What needs to be done
Output the material below unchanged, apart from leaving out the pictures.

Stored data

※

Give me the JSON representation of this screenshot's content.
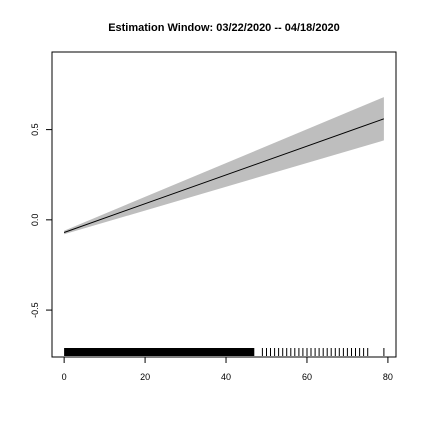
{
  "chart_data": {
    "type": "line",
    "title": "Estimation Window: 03/22/2020 -- 04/18/2020",
    "xlabel": "",
    "ylabel": "",
    "xlim": [
      -3,
      82
    ],
    "ylim": [
      -0.76,
      0.93
    ],
    "x_ticks": [
      0,
      20,
      40,
      60,
      80
    ],
    "x_tick_labels": [
      "0",
      "20",
      "40",
      "60",
      "80"
    ],
    "y_ticks": [
      -0.5,
      0.0,
      0.5
    ],
    "y_tick_labels": [
      "-0.5",
      "0.0",
      "0.5"
    ],
    "grid": false,
    "series": [
      {
        "x": [
          0,
          79
        ],
        "y": [
          -0.07,
          0.56
        ],
        "ci_lower": [
          -0.08,
          0.44
        ],
        "ci_upper": [
          -0.06,
          0.68
        ],
        "line_color": "#000000",
        "band_color": "#bebebe"
      }
    ],
    "rug": {
      "dense_range": [
        0,
        47
      ],
      "values": [
        49,
        50,
        51,
        52,
        53,
        54,
        55,
        56,
        57,
        58,
        59,
        60,
        61,
        62,
        63,
        64,
        65,
        66,
        67,
        68,
        69,
        70,
        71,
        72,
        73,
        74,
        75,
        79
      ]
    }
  }
}
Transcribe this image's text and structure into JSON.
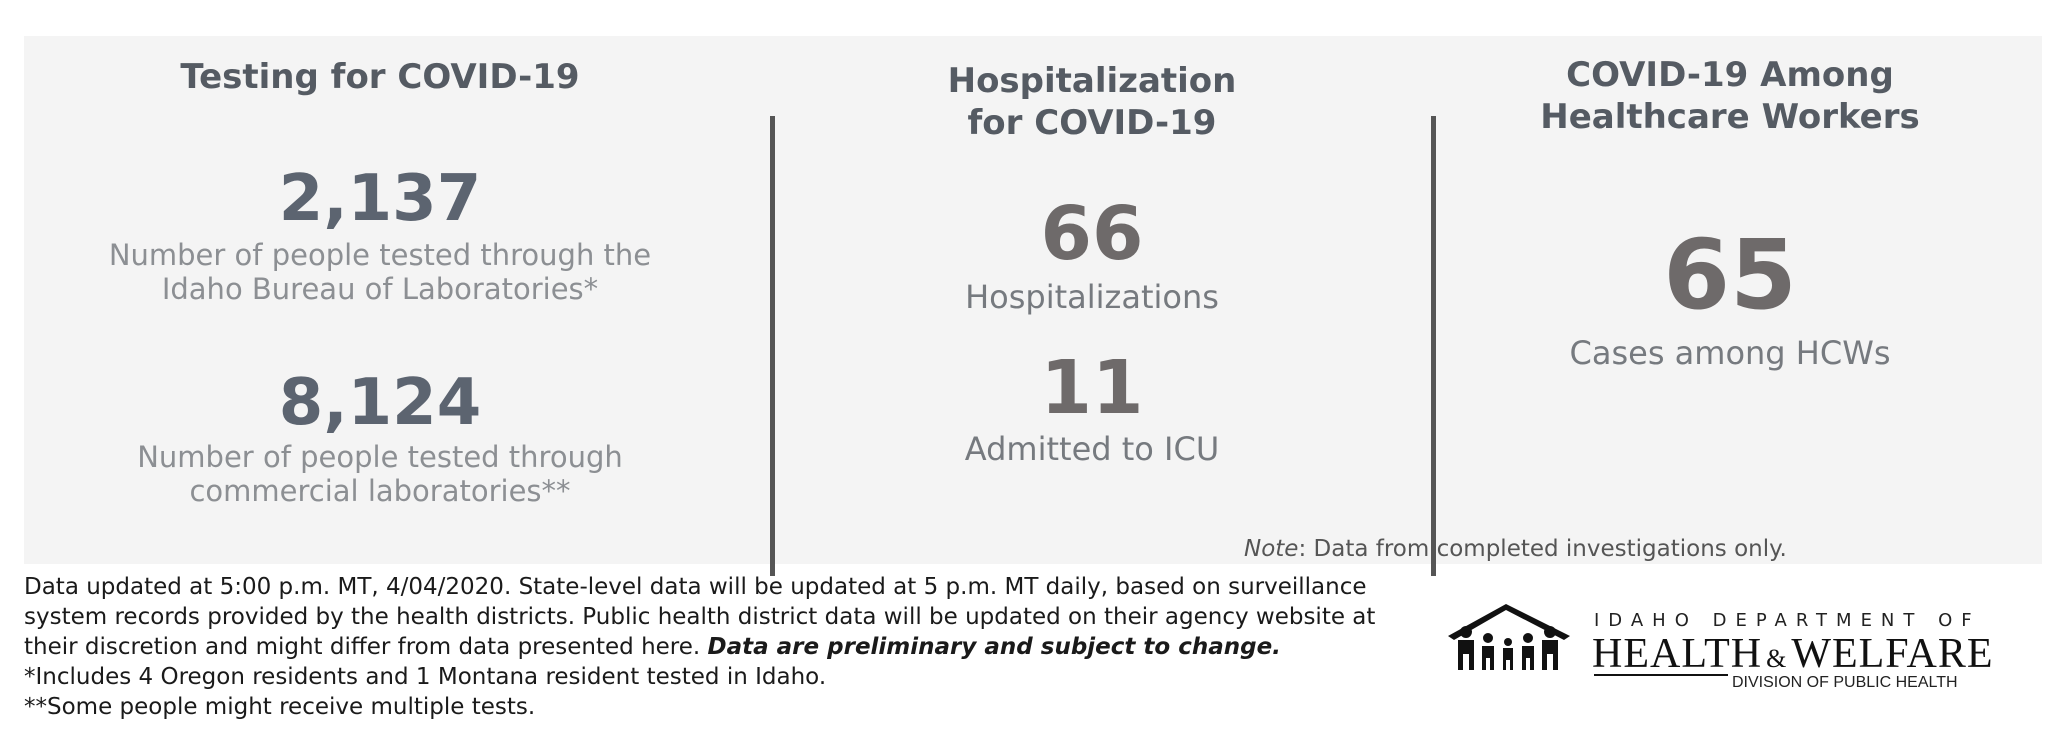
{
  "testing": {
    "title": "Testing for COVID-19",
    "ibl_count": "2,137",
    "ibl_desc_line1": "Number of people tested through the",
    "ibl_desc_line2": "Idaho Bureau of Laboratories*",
    "commercial_count": "8,124",
    "commercial_desc_line1": "Number of people tested through",
    "commercial_desc_line2": "commercial laboratories**"
  },
  "hospitalization": {
    "title_line1": "Hospitalization",
    "title_line2": "for COVID-19",
    "hosp_count": "66",
    "hosp_label": "Hospitalizations",
    "icu_count": "11",
    "icu_label": "Admitted to ICU"
  },
  "healthcare": {
    "title_line1": "COVID-19 Among",
    "title_line2": "Healthcare Workers",
    "cases_count": "65",
    "cases_label": "Cases among HCWs"
  },
  "note": {
    "prefix": "Note",
    "text": ": Data from completed investigations only."
  },
  "footer": {
    "line1": "Data updated at 5:00 p.m. MT, 4/04/2020. State-level data will be updated at 5 p.m. MT daily, based on surveillance",
    "line2": "system records provided by the health districts. Public health district data will be updated on their agency website at",
    "line3_plain": "their discretion and might differ from data presented here. ",
    "line3_emph": "Data are preliminary and subject to change.",
    "line4": "*Includes 4 Oregon residents and 1 Montana resident tested in Idaho.",
    "line5": "**Some people might receive multiple tests."
  },
  "logo": {
    "dept": "IDAHO DEPARTMENT OF",
    "name_a": "HEALTH",
    "amp": "&",
    "name_b": "WELFARE",
    "division": "DIVISION OF PUBLIC HEALTH",
    "icon": "family-house-icon"
  },
  "colors": {
    "panel_bg": "#f4f4f4",
    "number_blue_gray": "#5c6470",
    "number_warm_gray": "#6e6a6a",
    "divider": "#555555"
  }
}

※

Task solution
Give me the JSON representation of this screenshot's content.
{
  "chart_data": {
    "type": "line",
    "title": "Estimation Window: 03/22/2020 -- 04/18/2020",
    "xlabel": "",
    "ylabel": "",
    "xlim": [
      -3,
      82
    ],
    "ylim": [
      -0.76,
      0.93
    ],
    "x_ticks": [
      0,
      20,
      40,
      60,
      80
    ],
    "x_tick_labels": [
      "0",
      "20",
      "40",
      "60",
      "80"
    ],
    "y_ticks": [
      -0.5,
      0.0,
      0.5
    ],
    "y_tick_labels": [
      "-0.5",
      "0.0",
      "0.5"
    ],
    "grid": false,
    "series": [
      {
        "x": [
          0,
          79
        ],
        "y": [
          -0.07,
          0.56
        ],
        "ci_lower": [
          -0.08,
          0.44
        ],
        "ci_upper": [
          -0.06,
          0.68
        ],
        "line_color": "#000000",
        "band_color": "#bebebe"
      }
    ],
    "rug": {
      "dense_range": [
        0,
        47
      ],
      "values": [
        49,
        50,
        51,
        52,
        53,
        54,
        55,
        56,
        57,
        58,
        59,
        60,
        61,
        62,
        63,
        64,
        65,
        66,
        67,
        68,
        69,
        70,
        71,
        72,
        73,
        74,
        75,
        79
      ]
    }
  }
}
Transcribe this image's text and structure into JSON.
{
  "testing": {
    "title": "Testing for COVID-19",
    "ibl_count": "2,137",
    "ibl_desc_line1": "Number of people tested through the",
    "ibl_desc_line2": "Idaho Bureau of Laboratories*",
    "commercial_count": "8,124",
    "commercial_desc_line1": "Number of people tested through",
    "commercial_desc_line2": "commercial laboratories**"
  },
  "hospitalization": {
    "title_line1": "Hospitalization",
    "title_line2": "for COVID-19",
    "hosp_count": "66",
    "hosp_label": "Hospitalizations",
    "icu_count": "11",
    "icu_label": "Admitted to ICU"
  },
  "healthcare": {
    "title_line1": "COVID-19 Among",
    "title_line2": "Healthcare Workers",
    "cases_count": "65",
    "cases_label": "Cases among HCWs"
  },
  "note": {
    "prefix": "Note",
    "text": ": Data from completed investigations only."
  },
  "footer": {
    "line1": "Data updated at 5:00 p.m. MT, 4/04/2020. State-level data will be updated at 5 p.m. MT daily, based on surveillance",
    "line2": "system records provided by the health districts. Public health district data will be updated on their agency website at",
    "line3_plain": "their discretion and might differ from data presented here. ",
    "line3_emph": "Data are preliminary and subject to change.",
    "line4": "*Includes 4 Oregon residents and 1 Montana resident tested in Idaho.",
    "line5": "**Some people might receive multiple tests."
  },
  "logo": {
    "dept": "IDAHO DEPARTMENT OF",
    "name_a": "HEALTH",
    "amp": "&",
    "name_b": "WELFARE",
    "division": "DIVISION OF PUBLIC HEALTH",
    "icon": "family-house-icon"
  },
  "colors": {
    "panel_bg": "#f4f4f4",
    "number_blue_gray": "#5c6470",
    "number_warm_gray": "#6e6a6a",
    "divider": "#555555"
  }
}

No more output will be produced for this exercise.